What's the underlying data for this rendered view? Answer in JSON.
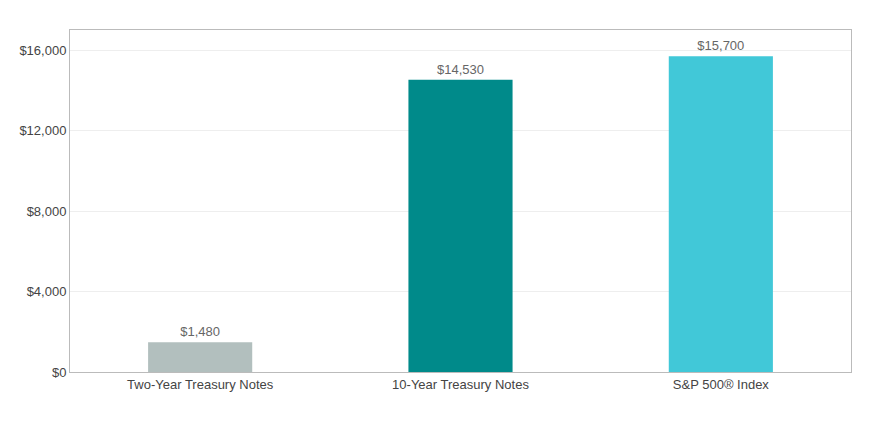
{
  "chart_data": {
    "type": "bar",
    "categories": [
      "Two-Year Treasury Notes",
      "10-Year Treasury Notes",
      "S&P 500® Index"
    ],
    "values": [
      1480,
      14530,
      15700
    ],
    "value_labels": [
      "$1,480",
      "$14,530",
      "$15,700"
    ],
    "data_labels": true,
    "colors": [
      "#b2bfbe",
      "#008a8a",
      "#41c8d8"
    ],
    "ylim": [
      0,
      17000
    ],
    "yticks": [
      {
        "value": 0,
        "label": "$0"
      },
      {
        "value": 4000,
        "label": "$4,000"
      },
      {
        "value": 8000,
        "label": "$8,000"
      },
      {
        "value": 12000,
        "label": "$12,000"
      },
      {
        "value": 16000,
        "label": "$16,000"
      }
    ],
    "grid": true
  }
}
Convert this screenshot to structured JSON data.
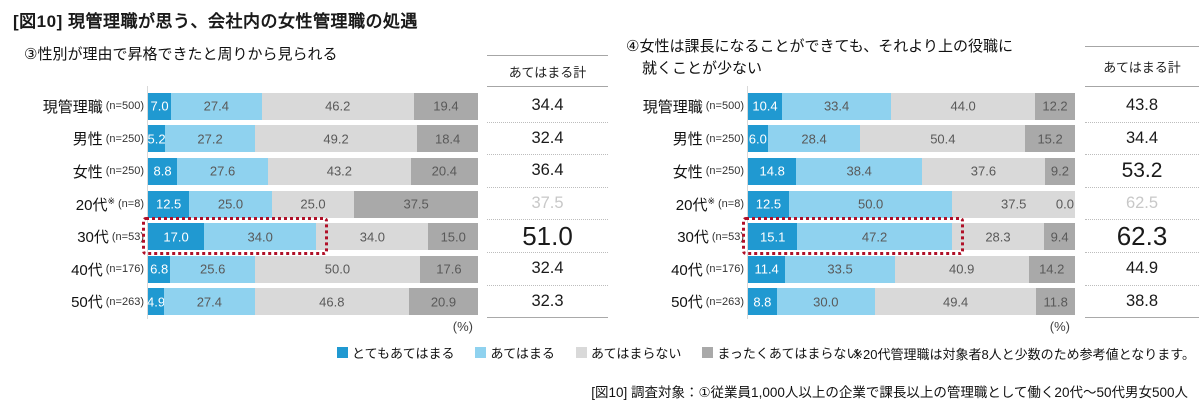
{
  "page": {
    "title": "[図10] 現管理職が思う、会社内の女性管理職の処遇",
    "note": "※20代管理職は対象者8人と少数のため参考値となります。",
    "caption": "[図10] 調査対象：①従業員1,000人以上の企業で課長以上の管理職として働く20代～50代男女500人",
    "percent_label": "(%)"
  },
  "colors": {
    "very_applicable": "#2099d1",
    "applicable": "#8fd2ef",
    "not_applicable": "#d9d9d9",
    "not_at_all": "#a9a9a9",
    "highlight_border": "#b01028"
  },
  "legend": [
    {
      "name": "legend-very-applicable",
      "label": "とてもあてはまる",
      "color": "#2099d1"
    },
    {
      "name": "legend-applicable",
      "label": "あてはまる",
      "color": "#8fd2ef"
    },
    {
      "name": "legend-not-applicable",
      "label": "あてはまらない",
      "color": "#d9d9d9"
    },
    {
      "name": "legend-not-at-all",
      "label": "まったくあてはまらない",
      "color": "#a9a9a9"
    }
  ],
  "chart_data": [
    {
      "type": "bar",
      "stacked": true,
      "orientation": "horizontal",
      "xlim": [
        0,
        100
      ],
      "unit": "%",
      "title_lines": [
        "③性別が理由で昇格できたと周りから見られる"
      ],
      "total_header": "あてはまる計",
      "series": [
        "とてもあてはまる",
        "あてはまる",
        "あてはまらない",
        "まったくあてはまらない"
      ],
      "rows": [
        {
          "category": "現管理職",
          "mark": "",
          "n": "(n=500)",
          "values": [
            7.0,
            27.4,
            46.2,
            19.4
          ],
          "total": "34.4",
          "total_style": "normal",
          "muted": false,
          "highlight": false
        },
        {
          "category": "男性",
          "mark": "",
          "n": "(n=250)",
          "values": [
            5.2,
            27.2,
            49.2,
            18.4
          ],
          "total": "32.4",
          "total_style": "normal",
          "muted": false,
          "highlight": false
        },
        {
          "category": "女性",
          "mark": "",
          "n": "(n=250)",
          "values": [
            8.8,
            27.6,
            43.2,
            20.4
          ],
          "total": "36.4",
          "total_style": "normal",
          "muted": false,
          "highlight": false
        },
        {
          "category": "20代",
          "mark": "※",
          "n": "(n=8)",
          "values": [
            12.5,
            25.0,
            25.0,
            37.5
          ],
          "total": "37.5",
          "total_style": "normal",
          "muted": true,
          "highlight": false
        },
        {
          "category": "30代",
          "mark": "",
          "n": "(n=53)",
          "values": [
            17.0,
            34.0,
            34.0,
            15.0
          ],
          "total": "51.0",
          "total_style": "large",
          "muted": false,
          "highlight": true
        },
        {
          "category": "40代",
          "mark": "",
          "n": "(n=176)",
          "values": [
            6.8,
            25.6,
            50.0,
            17.6
          ],
          "total": "32.4",
          "total_style": "normal",
          "muted": false,
          "highlight": false
        },
        {
          "category": "50代",
          "mark": "",
          "n": "(n=263)",
          "values": [
            4.9,
            27.4,
            46.8,
            20.9
          ],
          "total": "32.3",
          "total_style": "normal",
          "muted": false,
          "highlight": false
        }
      ]
    },
    {
      "type": "bar",
      "stacked": true,
      "orientation": "horizontal",
      "xlim": [
        0,
        100
      ],
      "unit": "%",
      "title_lines": [
        "④女性は課長になることができても、それより上の役職に",
        "就くことが少ない"
      ],
      "total_header": "あてはまる計",
      "series": [
        "とてもあてはまる",
        "あてはまる",
        "あてはまらない",
        "まったくあてはまらない"
      ],
      "rows": [
        {
          "category": "現管理職",
          "mark": "",
          "n": "(n=500)",
          "values": [
            10.4,
            33.4,
            44.0,
            12.2
          ],
          "total": "43.8",
          "total_style": "normal",
          "muted": false,
          "highlight": false
        },
        {
          "category": "男性",
          "mark": "",
          "n": "(n=250)",
          "values": [
            6.0,
            28.4,
            50.4,
            15.2
          ],
          "total": "34.4",
          "total_style": "normal",
          "muted": false,
          "highlight": false
        },
        {
          "category": "女性",
          "mark": "",
          "n": "(n=250)",
          "values": [
            14.8,
            38.4,
            37.6,
            9.2
          ],
          "total": "53.2",
          "total_style": "medium",
          "muted": false,
          "highlight": false
        },
        {
          "category": "20代",
          "mark": "※",
          "n": "(n=8)",
          "values": [
            12.5,
            50.0,
            37.5,
            0.0
          ],
          "total": "62.5",
          "total_style": "normal",
          "muted": true,
          "highlight": false
        },
        {
          "category": "30代",
          "mark": "",
          "n": "(n=53)",
          "values": [
            15.1,
            47.2,
            28.3,
            9.4
          ],
          "total": "62.3",
          "total_style": "large",
          "muted": false,
          "highlight": true
        },
        {
          "category": "40代",
          "mark": "",
          "n": "(n=176)",
          "values": [
            11.4,
            33.5,
            40.9,
            14.2
          ],
          "total": "44.9",
          "total_style": "normal",
          "muted": false,
          "highlight": false
        },
        {
          "category": "50代",
          "mark": "",
          "n": "(n=263)",
          "values": [
            8.8,
            30.0,
            49.4,
            11.8
          ],
          "total": "38.8",
          "total_style": "normal",
          "muted": false,
          "highlight": false
        }
      ]
    }
  ]
}
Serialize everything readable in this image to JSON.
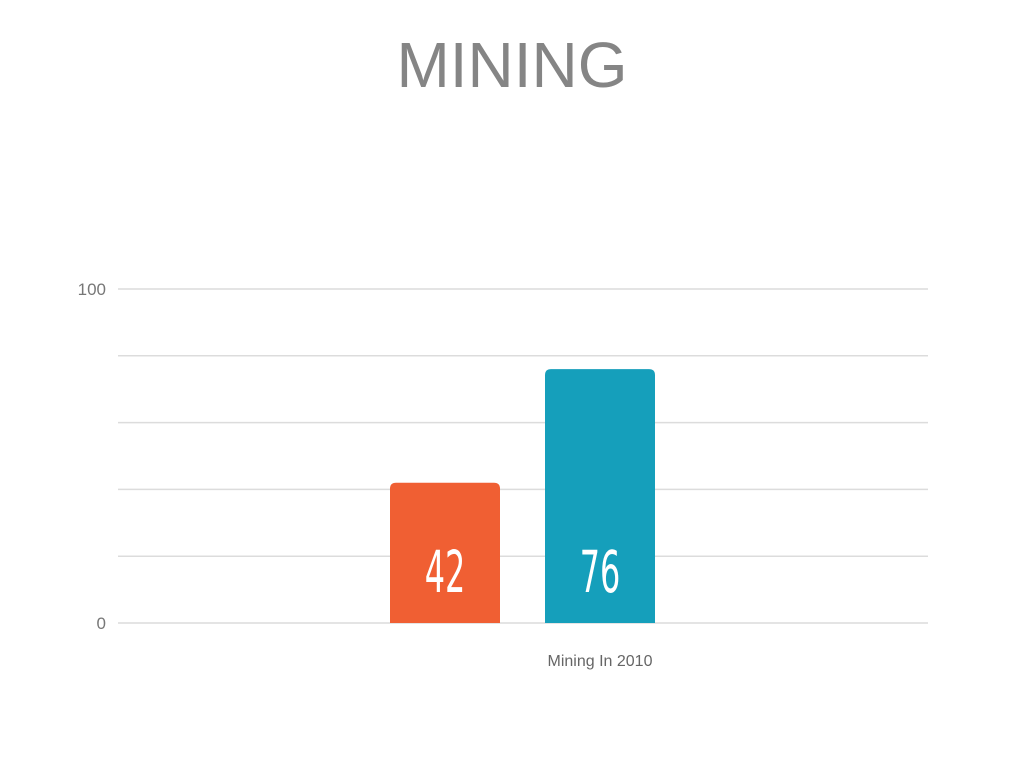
{
  "chart_data": {
    "type": "bar",
    "title": "MINING",
    "categories": [
      "Mining In 2010"
    ],
    "series": [
      {
        "values": [
          42
        ],
        "color": "#f05f33"
      },
      {
        "values": [
          76
        ],
        "color": "#159fbb"
      }
    ],
    "ylim": [
      0,
      100
    ],
    "yticks_labeled": [
      0,
      100
    ],
    "grid_step": 20,
    "grid": true,
    "data_labels": [
      "42",
      "76"
    ],
    "xlabel": "",
    "ylabel": ""
  }
}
================
» Short task:
Return every line of the records exactly as given, pictures excluded.

» Result for this exercise:
What's the underlying data for this rendered view? Answer in JSON.
{
  "chart_data": {
    "type": "bar",
    "categories": [
      "Two-Year Treasury Notes",
      "10-Year Treasury Notes",
      "S&P 500® Index"
    ],
    "values": [
      1480,
      14530,
      15700
    ],
    "value_labels": [
      "$1,480",
      "$14,530",
      "$15,700"
    ],
    "data_labels": true,
    "colors": [
      "#b2bfbe",
      "#008a8a",
      "#41c8d8"
    ],
    "ylim": [
      0,
      17000
    ],
    "yticks": [
      {
        "value": 0,
        "label": "$0"
      },
      {
        "value": 4000,
        "label": "$4,000"
      },
      {
        "value": 8000,
        "label": "$8,000"
      },
      {
        "value": 12000,
        "label": "$12,000"
      },
      {
        "value": 16000,
        "label": "$16,000"
      }
    ],
    "grid": true
  }
}
Convert this screenshot to structured JSON data.
{
  "page": {
    "title": "[図10] 現管理職が思う、会社内の女性管理職の処遇",
    "note": "※20代管理職は対象者8人と少数のため参考値となります。",
    "caption": "[図10] 調査対象：①従業員1,000人以上の企業で課長以上の管理職として働く20代～50代男女500人",
    "percent_label": "(%)"
  },
  "colors": {
    "very_applicable": "#2099d1",
    "applicable": "#8fd2ef",
    "not_applicable": "#d9d9d9",
    "not_at_all": "#a9a9a9",
    "highlight_border": "#b01028"
  },
  "legend": [
    {
      "name": "legend-very-applicable",
      "label": "とてもあてはまる",
      "color": "#2099d1"
    },
    {
      "name": "legend-applicable",
      "label": "あてはまる",
      "color": "#8fd2ef"
    },
    {
      "name": "legend-not-applicable",
      "label": "あてはまらない",
      "color": "#d9d9d9"
    },
    {
      "name": "legend-not-at-all",
      "label": "まったくあてはまらない",
      "color": "#a9a9a9"
    }
  ],
  "chart_data": [
    {
      "type": "bar",
      "stacked": true,
      "orientation": "horizontal",
      "xlim": [
        0,
        100
      ],
      "unit": "%",
      "title_lines": [
        "③性別が理由で昇格できたと周りから見られる"
      ],
      "total_header": "あてはまる計",
      "series": [
        "とてもあてはまる",
        "あてはまる",
        "あてはまらない",
        "まったくあてはまらない"
      ],
      "rows": [
        {
          "category": "現管理職",
          "mark": "",
          "n": "(n=500)",
          "values": [
            7.0,
            27.4,
            46.2,
            19.4
          ],
          "total": "34.4",
          "total_style": "normal",
          "muted": false,
          "highlight": false
        },
        {
          "category": "男性",
          "mark": "",
          "n": "(n=250)",
          "values": [
            5.2,
            27.2,
            49.2,
            18.4
          ],
          "total": "32.4",
          "total_style": "normal",
          "muted": false,
          "highlight": false
        },
        {
          "category": "女性",
          "mark": "",
          "n": "(n=250)",
          "values": [
            8.8,
            27.6,
            43.2,
            20.4
          ],
          "total": "36.4",
          "total_style": "normal",
          "muted": false,
          "highlight": false
        },
        {
          "category": "20代",
          "mark": "※",
          "n": "(n=8)",
          "values": [
            12.5,
            25.0,
            25.0,
            37.5
          ],
          "total": "37.5",
          "total_style": "normal",
          "muted": true,
          "highlight": false
        },
        {
          "category": "30代",
          "mark": "",
          "n": "(n=53)",
          "values": [
            17.0,
            34.0,
            34.0,
            15.0
          ],
          "total": "51.0",
          "total_style": "large",
          "muted": false,
          "highlight": true
        },
        {
          "category": "40代",
          "mark": "",
          "n": "(n=176)",
          "values": [
            6.8,
            25.6,
            50.0,
            17.6
          ],
          "total": "32.4",
          "total_style": "normal",
          "muted": false,
          "highlight": false
        },
        {
          "category": "50代",
          "mark": "",
          "n": "(n=263)",
          "values": [
            4.9,
            27.4,
            46.8,
            20.9
          ],
          "total": "32.3",
          "total_style": "normal",
          "muted": false,
          "highlight": false
        }
      ]
    },
    {
      "type": "bar",
      "stacked": true,
      "orientation": "horizontal",
      "xlim": [
        0,
        100
      ],
      "unit": "%",
      "title_lines": [
        "④女性は課長になることができても、それより上の役職に",
        "就くことが少ない"
      ],
      "total_header": "あてはまる計",
      "series": [
        "とてもあてはまる",
        "あてはまる",
        "あてはまらない",
        "まったくあてはまらない"
      ],
      "rows": [
        {
          "category": "現管理職",
          "mark": "",
          "n": "(n=500)",
          "values": [
            10.4,
            33.4,
            44.0,
            12.2
          ],
          "total": "43.8",
          "total_style": "normal",
          "muted": false,
          "highlight": false
        },
        {
          "category": "男性",
          "mark": "",
          "n": "(n=250)",
          "values": [
            6.0,
            28.4,
            50.4,
            15.2
          ],
          "total": "34.4",
          "total_style": "normal",
          "muted": false,
          "highlight": false
        },
        {
          "category": "女性",
          "mark": "",
          "n": "(n=250)",
          "values": [
            14.8,
            38.4,
            37.6,
            9.2
          ],
          "total": "53.2",
          "total_style": "medium",
          "muted": false,
          "highlight": false
        },
        {
          "category": "20代",
          "mark": "※",
          "n": "(n=8)",
          "values": [
            12.5,
            50.0,
            37.5,
            0.0
          ],
          "total": "62.5",
          "total_style": "normal",
          "muted": true,
          "highlight": false
        },
        {
          "category": "30代",
          "mark": "",
          "n": "(n=53)",
          "values": [
            15.1,
            47.2,
            28.3,
            9.4
          ],
          "total": "62.3",
          "total_style": "large",
          "muted": false,
          "highlight": true
        },
        {
          "category": "40代",
          "mark": "",
          "n": "(n=176)",
          "values": [
            11.4,
            33.5,
            40.9,
            14.2
          ],
          "total": "44.9",
          "total_style": "normal",
          "muted": false,
          "highlight": false
        },
        {
          "category": "50代",
          "mark": "",
          "n": "(n=263)",
          "values": [
            8.8,
            30.0,
            49.4,
            11.8
          ],
          "total": "38.8",
          "total_style": "normal",
          "muted": false,
          "highlight": false
        }
      ]
    }
  ]
}
Serialize everything readable in this image to JSON.
{
  "chart_data": {
    "type": "bar",
    "title": "MINING",
    "categories": [
      "Mining In 2010"
    ],
    "series": [
      {
        "values": [
          42
        ],
        "color": "#f05f33"
      },
      {
        "values": [
          76
        ],
        "color": "#159fbb"
      }
    ],
    "ylim": [
      0,
      100
    ],
    "yticks_labeled": [
      0,
      100
    ],
    "grid_step": 20,
    "grid": true,
    "data_labels": [
      "42",
      "76"
    ],
    "xlabel": "",
    "ylabel": ""
  }
}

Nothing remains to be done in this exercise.